## [Exercise instructions]
Please quote every line word for word.

## [Records shown]
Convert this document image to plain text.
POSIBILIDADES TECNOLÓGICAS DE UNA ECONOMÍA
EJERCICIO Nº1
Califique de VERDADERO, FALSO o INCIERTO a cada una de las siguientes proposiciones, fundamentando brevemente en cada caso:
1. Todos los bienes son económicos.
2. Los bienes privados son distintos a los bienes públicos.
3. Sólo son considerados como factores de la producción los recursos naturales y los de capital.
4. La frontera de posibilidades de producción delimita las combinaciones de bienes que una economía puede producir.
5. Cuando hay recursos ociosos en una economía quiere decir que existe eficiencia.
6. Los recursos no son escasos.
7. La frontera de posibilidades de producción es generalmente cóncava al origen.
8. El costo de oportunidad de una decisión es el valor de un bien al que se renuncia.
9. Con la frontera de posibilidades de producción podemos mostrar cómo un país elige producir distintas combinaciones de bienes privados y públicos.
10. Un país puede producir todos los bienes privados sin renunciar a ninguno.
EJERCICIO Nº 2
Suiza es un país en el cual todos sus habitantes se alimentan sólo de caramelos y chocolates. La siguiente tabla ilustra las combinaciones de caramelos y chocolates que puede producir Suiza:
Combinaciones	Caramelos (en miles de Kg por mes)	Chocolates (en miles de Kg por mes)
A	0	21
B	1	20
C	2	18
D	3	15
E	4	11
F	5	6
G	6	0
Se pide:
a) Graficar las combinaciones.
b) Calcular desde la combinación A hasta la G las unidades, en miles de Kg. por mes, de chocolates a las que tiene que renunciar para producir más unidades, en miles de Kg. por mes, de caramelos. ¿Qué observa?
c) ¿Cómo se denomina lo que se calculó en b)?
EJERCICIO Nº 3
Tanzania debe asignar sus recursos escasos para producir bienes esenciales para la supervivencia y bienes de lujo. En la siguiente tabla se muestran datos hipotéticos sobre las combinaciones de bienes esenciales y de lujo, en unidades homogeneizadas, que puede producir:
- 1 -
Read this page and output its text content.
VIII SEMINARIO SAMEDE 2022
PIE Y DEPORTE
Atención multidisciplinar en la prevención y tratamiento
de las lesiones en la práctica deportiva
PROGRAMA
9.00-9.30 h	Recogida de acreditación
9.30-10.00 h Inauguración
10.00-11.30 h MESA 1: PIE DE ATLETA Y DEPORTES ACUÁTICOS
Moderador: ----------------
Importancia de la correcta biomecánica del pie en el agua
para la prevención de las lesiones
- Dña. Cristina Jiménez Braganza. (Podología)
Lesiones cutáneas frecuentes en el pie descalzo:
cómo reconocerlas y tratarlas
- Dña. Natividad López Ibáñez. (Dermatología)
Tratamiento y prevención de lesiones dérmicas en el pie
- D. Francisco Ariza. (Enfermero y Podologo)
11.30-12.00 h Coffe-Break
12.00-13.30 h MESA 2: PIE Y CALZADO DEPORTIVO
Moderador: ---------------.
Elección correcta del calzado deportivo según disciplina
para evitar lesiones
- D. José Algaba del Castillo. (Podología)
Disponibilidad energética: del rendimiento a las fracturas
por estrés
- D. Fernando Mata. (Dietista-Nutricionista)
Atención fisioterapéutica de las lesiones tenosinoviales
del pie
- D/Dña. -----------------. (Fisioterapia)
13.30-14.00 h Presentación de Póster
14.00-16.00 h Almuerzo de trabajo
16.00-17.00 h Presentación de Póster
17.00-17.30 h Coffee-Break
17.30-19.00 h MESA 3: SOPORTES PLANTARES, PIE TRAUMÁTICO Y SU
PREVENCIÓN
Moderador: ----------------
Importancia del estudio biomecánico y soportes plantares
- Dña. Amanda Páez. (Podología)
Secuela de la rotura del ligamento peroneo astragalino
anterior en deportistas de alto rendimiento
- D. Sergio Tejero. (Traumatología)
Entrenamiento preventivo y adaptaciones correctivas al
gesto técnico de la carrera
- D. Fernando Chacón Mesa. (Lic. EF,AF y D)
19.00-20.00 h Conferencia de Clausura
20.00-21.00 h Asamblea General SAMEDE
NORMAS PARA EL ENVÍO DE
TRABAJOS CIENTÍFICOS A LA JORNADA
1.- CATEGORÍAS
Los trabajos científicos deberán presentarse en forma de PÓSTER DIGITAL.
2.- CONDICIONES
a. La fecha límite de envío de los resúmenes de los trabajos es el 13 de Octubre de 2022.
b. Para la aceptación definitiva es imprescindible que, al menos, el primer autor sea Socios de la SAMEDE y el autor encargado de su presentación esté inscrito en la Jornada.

## [Full solution]
Convert this document image to plain text.
POSIBILIDADES TECNOLÓGICAS DE UNA ECONOMÍA
EJERCICIO Nº1
Califique de VERDADERO, FALSO o INCIERTO a cada una de las siguientes proposiciones, fundamentando brevemente en cada caso:
1. Todos los bienes son económicos.
2. Los bienes privados son distintos a los bienes públicos.
3. Sólo son considerados como factores de la producción los recursos naturales y los de capital.
4. La frontera de posibilidades de producción delimita las combinaciones de bienes que una economía puede producir.
5. Cuando hay recursos ociosos en una economía quiere decir que existe eficiencia.
6. Los recursos no son escasos.
7. La frontera de posibilidades de producción es generalmente cóncava al origen.
8. El costo de oportunidad de una decisión es el valor de un bien al que se renuncia.
9. Con la frontera de posibilidades de producción podemos mostrar cómo un país elige producir distintas combinaciones de bienes privados y públicos.
10. Un país puede producir todos los bienes privados sin renunciar a ninguno.
EJERCICIO Nº 2
Suiza es un país en el cual todos sus habitantes se alimentan sólo de caramelos y chocolates. La siguiente tabla ilustra las combinaciones de caramelos y chocolates que puede producir Suiza:
Combinaciones	Caramelos (en miles de Kg por mes)	Chocolates (en miles de Kg por mes)
A	0	21
B	1	20
C	2	18
D	3	15
E	4	11
F	5	6
G	6	0
Se pide:
a) Graficar las combinaciones.
b) Calcular desde la combinación A hasta la G las unidades, en miles de Kg. por mes, de chocolates a las que tiene que renunciar para producir más unidades, en miles de Kg. por mes, de caramelos. ¿Qué observa?
c) ¿Cómo se denomina lo que se calculó en b)?
EJERCICIO Nº 3
Tanzania debe asignar sus recursos escasos para producir bienes esenciales para la supervivencia y bienes de lujo. En la siguiente tabla se muestran datos hipotéticos sobre las combinaciones de bienes esenciales y de lujo, en unidades homogeneizadas, que puede producir:
- 1 -
Read this page and output its text content.
VIII SEMINARIO SAMEDE 2022
PIE Y DEPORTE
Atención multidisciplinar en la prevención y tratamiento
de las lesiones en la práctica deportiva
PROGRAMA
9.00-9.30 h	Recogida de acreditación
9.30-10.00 h Inauguración
10.00-11.30 h MESA 1: PIE DE ATLETA Y DEPORTES ACUÁTICOS
Moderador: ----------------
Importancia de la correcta biomecánica del pie en el agua
para la prevención de las lesiones
- Dña. Cristina Jiménez Braganza. (Podología)
Lesiones cutáneas frecuentes en el pie descalzo:
cómo reconocerlas y tratarlas
- Dña. Natividad López Ibáñez. (Dermatología)
Tratamiento y prevención de lesiones dérmicas en el pie
- D. Francisco Ariza. (Enfermero y Podologo)
11.30-12.00 h Coffe-Break
12.00-13.30 h MESA 2: PIE Y CALZADO DEPORTIVO
Moderador: ---------------.
Elección correcta del calzado deportivo según disciplina
para evitar lesiones
- D. José Algaba del Castillo. (Podología)
Disponibilidad energética: del rendimiento a las fracturas
por estrés
- D. Fernando Mata. (Dietista-Nutricionista)
Atención fisioterapéutica de las lesiones tenosinoviales
del pie
- D/Dña. -----------------. (Fisioterapia)
13.30-14.00 h Presentación de Póster
14.00-16.00 h Almuerzo de trabajo
16.00-17.00 h Presentación de Póster
17.00-17.30 h Coffee-Break
17.30-19.00 h MESA 3: SOPORTES PLANTARES, PIE TRAUMÁTICO Y SU
PREVENCIÓN
Moderador: ----------------
Importancia del estudio biomecánico y soportes plantares
- Dña. Amanda Páez. (Podología)
Secuela de la rotura del ligamento peroneo astragalino
anterior en deportistas de alto rendimiento
- D. Sergio Tejero. (Traumatología)
Entrenamiento preventivo y adaptaciones correctivas al
gesto técnico de la carrera
- D. Fernando Chacón Mesa. (Lic. EF,AF y D)
19.00-20.00 h Conferencia de Clausura
20.00-21.00 h Asamblea General SAMEDE
NORMAS PARA EL ENVÍO DE
TRABAJOS CIENTÍFICOS A LA JORNADA
1.- CATEGORÍAS
Los trabajos científicos deberán presentarse en forma de PÓSTER DIGITAL.
2.- CONDICIONES
a. La fecha límite de envío de los resúmenes de los trabajos es el 13 de Octubre de 2022.
b. Para la aceptación definitiva es imprescindible que, al menos, el primer autor sea Socios de la SAMEDE y el autor encargado de su presentación esté inscrito en la Jornada.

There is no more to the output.